DESCRIÇÃO DO EXERCÍCIO: Por favor, expresse as linhas de todas as entradas como uma tabela em Markdown, com as colunas "Número" e "Linha da entrada", sem as linhas em branco. Deixe as imagens fora da resposta.

ENTRADAS APRESENTADAS:
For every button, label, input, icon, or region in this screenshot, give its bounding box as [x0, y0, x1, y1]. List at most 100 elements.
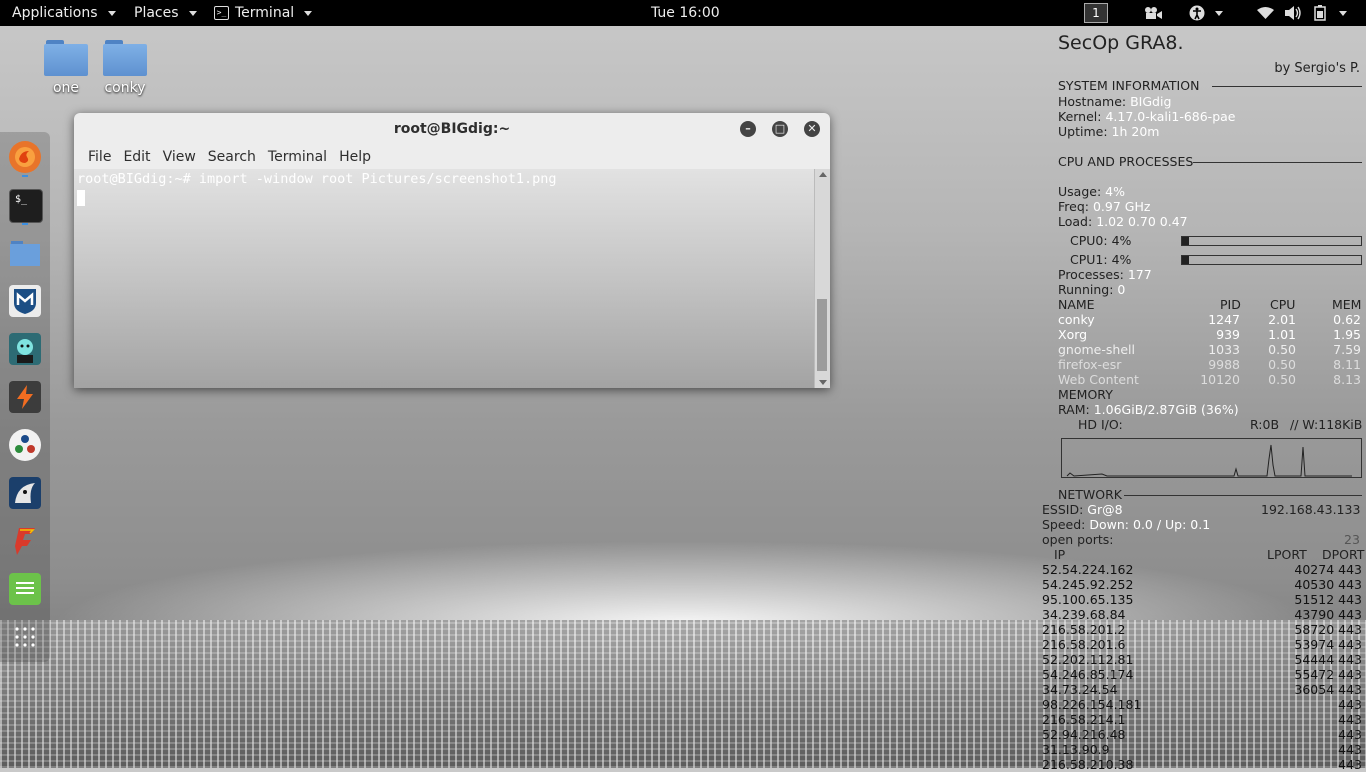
menu-help[interactable]: Help — [333, 147, 377, 169]
menu-file[interactable]: File — [82, 147, 117, 169]
scroll-up-icon[interactable] — [819, 172, 827, 177]
menu-view[interactable]: View — [157, 147, 202, 169]
firefox-icon[interactable] — [9, 141, 41, 173]
metasploit-icon[interactable] — [9, 285, 41, 317]
ram-value: 1.06GiB/2.87GiB (36%) — [1093, 402, 1239, 417]
places-menu[interactable]: Places — [134, 0, 197, 26]
essid-value: Gr@8 — [1087, 502, 1123, 517]
desktop-icon-label: conky — [104, 80, 146, 96]
uptime-value: 1h 20m — [1111, 124, 1160, 139]
hostname-label: Hostname: — [1058, 94, 1127, 109]
divider — [1124, 495, 1362, 496]
section-system-info: SYSTEM INFORMATION — [1058, 78, 1200, 93]
hdio-read: R:0B — [1250, 417, 1280, 432]
connection-ip: 52.54.224.162 — [1042, 562, 1134, 577]
connection-ports: 58720 443 — [1294, 622, 1362, 637]
connection-row: 31.13.90.9 443 — [1042, 742, 1362, 757]
speed-label: Speed: — [1042, 517, 1086, 532]
accessibility-icon — [1189, 5, 1205, 21]
dock: $_ — [0, 132, 50, 662]
processes-label: Processes: — [1058, 267, 1124, 282]
video-icon[interactable] — [1143, 0, 1163, 26]
ip-address: 192.168.43.133 — [1261, 502, 1361, 517]
maltego-icon[interactable] — [9, 429, 41, 461]
connection-ports: 443 — [1338, 727, 1362, 742]
chevron-down-icon — [188, 10, 197, 16]
minimize-button[interactable]: – — [740, 121, 756, 137]
cpu1-bar-fill — [1182, 256, 1190, 264]
desktop-folder-conky[interactable]: conky — [95, 38, 155, 96]
close-button[interactable]: ✕ — [804, 121, 820, 137]
proc-header-cpu: CPU — [1270, 297, 1296, 312]
accessibility-menu[interactable] — [1189, 0, 1223, 26]
volume-icon[interactable] — [1285, 0, 1302, 26]
connection-ports: 40530 443 — [1294, 577, 1362, 592]
scroll-thumb[interactable] — [817, 299, 827, 371]
folder-icon — [44, 38, 88, 76]
cpu0-label: CPU0: — [1070, 233, 1108, 248]
kernel-label: Kernel: — [1058, 109, 1102, 124]
process-pid: 1033 — [1208, 342, 1240, 357]
essid-label: ESSID: — [1042, 502, 1084, 517]
cpu1-value: 4% — [1111, 252, 1132, 267]
desktop-icon-label: one — [52, 80, 80, 96]
connection-row: 95.100.65.135 51512 443 — [1042, 592, 1362, 607]
connection-ports: 43790 443 — [1294, 607, 1362, 622]
terminal-scrollbar[interactable] — [814, 169, 830, 388]
running-indicator — [22, 223, 28, 225]
connection-ip: 54.245.92.252 — [1042, 577, 1134, 592]
menu-search[interactable]: Search — [202, 147, 262, 169]
conky-title: SecOp GRA8. — [1058, 32, 1184, 54]
terminal-window[interactable]: root@BIGdig:~ – □ ✕ File Edit View Searc… — [74, 113, 830, 388]
files-icon[interactable] — [9, 237, 41, 269]
connection-row: 34.239.68.84 43790 443 — [1042, 607, 1362, 622]
connection-row: 54.246.85.174 55472 443 — [1042, 667, 1362, 682]
process-cpu: 0.50 — [1268, 372, 1296, 387]
wifi-icon[interactable] — [1257, 0, 1274, 26]
applications-menu[interactable]: Applications — [12, 0, 116, 26]
section-cpu: CPU AND PROCESSES — [1058, 154, 1194, 169]
burpsuite-icon[interactable] — [9, 381, 41, 413]
desktop-folder-one[interactable]: one — [36, 38, 96, 96]
process-pid: 939 — [1216, 327, 1240, 342]
chevron-down-icon — [107, 10, 116, 16]
conky-widget: SecOp GRA8. by Sergio's P. SYSTEM INFORM… — [1040, 28, 1366, 772]
leafpad-icon[interactable] — [9, 573, 41, 605]
usage-label: Usage: — [1058, 184, 1102, 199]
connection-ports: 53974 443 — [1294, 637, 1362, 652]
faraday-icon[interactable] — [9, 525, 41, 557]
clock[interactable]: Tue 16:00 — [651, 0, 720, 26]
terminal-app-menu[interactable]: >_ Terminal — [214, 0, 313, 26]
connection-ip: 216.58.201.2 — [1042, 622, 1126, 637]
system-menu[interactable] — [1313, 0, 1347, 26]
terminal-output[interactable]: root@BIGdig:~# import -window root Pictu… — [74, 169, 815, 388]
process-name: Web Content — [1058, 372, 1139, 387]
net-header-dport: DPORT — [1322, 547, 1365, 562]
menu-terminal[interactable]: Terminal — [262, 147, 333, 169]
process-mem: 7.59 — [1333, 342, 1361, 357]
connection-ports: 54444 443 — [1294, 652, 1362, 667]
load-value: 1.02 0.70 0.47 — [1096, 214, 1188, 229]
process-cpu: 1.01 — [1268, 327, 1296, 342]
hdio-write: // W:118KiB — [1290, 417, 1363, 432]
cpu0-bar — [1181, 236, 1362, 246]
connection-ip: 52.202.112.81 — [1042, 652, 1134, 667]
window-titlebar[interactable]: root@BIGdig:~ – □ ✕ — [74, 113, 830, 147]
maximize-button[interactable]: □ — [772, 121, 788, 137]
connection-ip: 52.94.216.48 — [1042, 727, 1126, 742]
terminal-app-label: Terminal — [235, 5, 295, 21]
connection-row: 52.94.216.48 443 — [1042, 727, 1362, 742]
menu-edit[interactable]: Edit — [117, 147, 156, 169]
cpu1-label: CPU1: — [1070, 252, 1108, 267]
processes-value: 177 — [1127, 267, 1152, 282]
process-mem: 1.95 — [1333, 327, 1361, 342]
armitage-icon[interactable] — [9, 333, 41, 365]
beef-icon[interactable] — [9, 477, 41, 509]
speed-value: Down: 0.0 / Up: 0.1 — [1089, 517, 1211, 532]
folder-icon — [103, 38, 147, 76]
terminal-icon[interactable]: $_ — [9, 189, 43, 223]
running-label: Running: — [1058, 282, 1114, 297]
workspace-indicator[interactable]: 1 — [1084, 0, 1108, 26]
scroll-down-icon[interactable] — [819, 380, 827, 385]
show-apps-icon[interactable] — [9, 621, 41, 653]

RESOLUÇÃO DETALHADA:
| Número | Linha da entrada |
|---|---|
| 1 | For every button, label, input, icon, or region in this screenshot, give its bounding box as [x0, y0, x1, y1]. List at most 100 elements. |
| 2 | menu-help[interactable]: Help — [333, 147, 377, 169] |
| 3 | menu-file[interactable]: File — [82, 147, 117, 169] |
| 4 | scroll-up-icon[interactable] — [819, 172, 827, 177] |
| 5 | menu-view[interactable]: View — [157, 147, 202, 169] |
| 6 | firefox-icon[interactable] — [9, 141, 41, 173] |
| 7 | metasploit-icon[interactable] — [9, 285, 41, 317] |
| 8 | ram-value: 1.06GiB/2.87GiB (36%) — [1093, 402, 1239, 417] |
| 9 | places-menu[interactable]: Places — [134, 0, 197, 26] |
| 10 | essid-value: Gr@8 — [1087, 502, 1123, 517] |
| 11 | desktop-icon-label: conky — [104, 80, 146, 96] |
| 12 | uptime-value: 1h 20m — [1111, 124, 1160, 139] |
| 13 | hostname-label: Hostname: — [1058, 94, 1127, 109] |
| 14 | divider — [1124, 495, 1362, 496] |
| 15 | section-system-info: SYSTEM INFORMATION — [1058, 78, 1200, 93] |
| 16 | hdio-read: R:0B — [1250, 417, 1280, 432] |
| 17 | connection-ip: 52.54.224.162 — [1042, 562, 1134, 577] |
| 18 | connection-ports: 58720 443 — [1294, 622, 1362, 637] |
| 19 | connection-row: 31.13.90.9 443 — [1042, 742, 1362, 757] |
| 20 | speed-label: Speed: — [1042, 517, 1086, 532] |
| 21 | accessibility-icon — [1189, 5, 1205, 21] |
| 22 | dock: $_ — [0, 132, 50, 662] |
| 23 | processes-label: Processes: — [1058, 267, 1124, 282] |
| 24 | video-icon[interactable] — [1143, 0, 1163, 26] |
| 25 | ip-address: 192.168.43.133 — [1261, 502, 1361, 517] |
| 26 | maltego-icon[interactable] — [9, 429, 41, 461] |
| 27 | connection-ports: 443 — [1338, 727, 1362, 742] |
| 28 | chevron-down-icon — [188, 10, 197, 16] |
| 29 | minimize-button[interactable]: – — [740, 121, 756, 137] |
| 30 | cpu1-bar-fill — [1182, 256, 1190, 264] |
| 31 | desktop-folder-conky[interactable]: conky — [95, 38, 155, 96] |
| 32 | close-button[interactable]: ✕ — [804, 121, 820, 137] |
| 33 | proc-header-cpu: CPU — [1270, 297, 1296, 312] |
| 34 | accessibility-menu[interactable] — [1189, 0, 1223, 26] |
| 35 | volume-icon[interactable] — [1285, 0, 1302, 26] |
| 36 | connection-ports: 40530 443 — [1294, 577, 1362, 592] |
| 37 | scroll-thumb[interactable] — [817, 299, 827, 371] |
| 38 | folder-icon — [44, 38, 88, 76] |
| 39 | cpu0-label: CPU0: — [1070, 233, 1108, 248] |
| 40 | kernel-label: Kernel: — [1058, 109, 1102, 124] |
| 41 | process-pid: 1033 — [1208, 342, 1240, 357] |
| 42 | essid-label: ESSID: — [1042, 502, 1084, 517] |
| 43 | cpu1-value: 4% — [1111, 252, 1132, 267] |
| 44 | desktop-icon-label: one — [52, 80, 80, 96] |
| 45 | connection-row: 95.100.65.135 51512 443 — [1042, 592, 1362, 607] |
| 46 | connection-ports: 43790 443 — [1294, 607, 1362, 622] |
| 47 | terminal-scrollbar[interactable] — [814, 169, 830, 388] |
| 48 | running-indicator — [22, 223, 28, 225] |
| 49 | connection-ip: 54.245.92.252 — [1042, 577, 1134, 592] |
| 50 | menu-search[interactable]: Search — [202, 147, 262, 169] |
| 51 | conky-title: SecOp GRA8. — [1058, 32, 1184, 54] |
| 52 | terminal-window[interactable]: root@BIGdig:~ – □ ✕ File Edit View Searc… — [74, 113, 830, 388] |
| 53 | files-icon[interactable] — [9, 237, 41, 269] |
| 54 | connection-row: 34.239.68.84 43790 443 — [1042, 607, 1362, 622] |
| 55 | connection-row: 54.246.85.174 55472 443 — [1042, 667, 1362, 682] |
| 56 | process-cpu: 0.50 — [1268, 372, 1296, 387] |
| 57 | wifi-icon[interactable] — [1257, 0, 1274, 26] |
| 58 | applications-menu[interactable]: Applications — [12, 0, 116, 26] |
| 59 | section-cpu: CPU AND PROCESSES — [1058, 154, 1194, 169] |
| 60 | burpsuite-icon[interactable] — [9, 381, 41, 413] |
| 61 | desktop-folder-one[interactable]: one — [36, 38, 96, 96] |
| 62 | process-pid: 939 — [1216, 327, 1240, 342] |
| 63 | chevron-down-icon — [107, 10, 116, 16] |
| 64 | conky-widget: SecOp GRA8. by Sergio's P. SYSTEM INFORM… — [1040, 28, 1366, 772] |
| 65 | leafpad-icon[interactable] — [9, 573, 41, 605] |
| 66 | usage-label: Usage: — [1058, 184, 1102, 199] |
| 67 | connection-ports: 53974 443 — [1294, 637, 1362, 652] |
| 68 | faraday-icon[interactable] — [9, 525, 41, 557] |
| 69 | clock[interactable]: Tue 16:00 — [651, 0, 720, 26] |
| 70 | terminal-app-menu[interactable]: >_ Terminal — [214, 0, 313, 26] |
| 71 | connection-ip: 216.58.201.2 — [1042, 622, 1126, 637] |
| 72 | system-menu[interactable] — [1313, 0, 1347, 26] |
| 73 | terminal-output[interactable]: root@BIGdig:~# import -window root Pictu… — [74, 169, 815, 388] |
| 74 | process-name: Web Content — [1058, 372, 1139, 387] |
| 75 | net-header-dport: DPORT — [1322, 547, 1365, 562] |
| 76 | menu-terminal[interactable]: Terminal — [262, 147, 333, 169] |
| 77 | process-mem: 7.59 — [1333, 342, 1361, 357] |
| 78 | connection-ports: 54444 443 — [1294, 652, 1362, 667] |
| 79 | load-value: 1.02 0.70 0.47 — [1096, 214, 1188, 229] |
| 80 | process-cpu: 1.01 — [1268, 327, 1296, 342] |
| 81 | hdio-write: // W:118KiB — [1290, 417, 1363, 432] |
| 82 | cpu0-bar — [1181, 236, 1362, 246] |
| 83 | connection-ip: 52.202.112.81 — [1042, 652, 1134, 667] |
| 84 | window-titlebar[interactable]: root@BIGdig:~ – □ ✕ — [74, 113, 830, 147] |
| 85 | maximize-button[interactable]: □ — [772, 121, 788, 137] |
| 86 | connection-ip: 52.94.216.48 — [1042, 727, 1126, 742] |
| 87 | terminal-app-label: Terminal — [235, 5, 295, 21] |
| 88 | connection-row: 52.94.216.48 443 — [1042, 727, 1362, 742] |
| 89 | menu-edit[interactable]: Edit — [117, 147, 156, 169] |
| 90 | cpu1-label: CPU1: — [1070, 252, 1108, 267] |
| 91 | processes-value: 177 — [1127, 267, 1152, 282] |
| 92 | process-mem: 1.95 — [1333, 327, 1361, 342] |
| 93 | armitage-icon[interactable] — [9, 333, 41, 365] |
| 94 | beef-icon[interactable] — [9, 477, 41, 509] |
| 95 | speed-value: Down: 0.0 / Up: 0.1 — [1089, 517, 1211, 532] |
| 96 | folder-icon — [103, 38, 147, 76] |
| 97 | terminal-icon[interactable]: $_ — [9, 189, 43, 223] |
| 98 | running-label: Running: — [1058, 282, 1114, 297] |
| 99 | workspace-indicator[interactable]: 1 — [1084, 0, 1108, 26] |
| 100 | scroll-down-icon[interactable] — [819, 380, 827, 385] |
| 101 | show-apps-icon[interactable] — [9, 621, 41, 653] |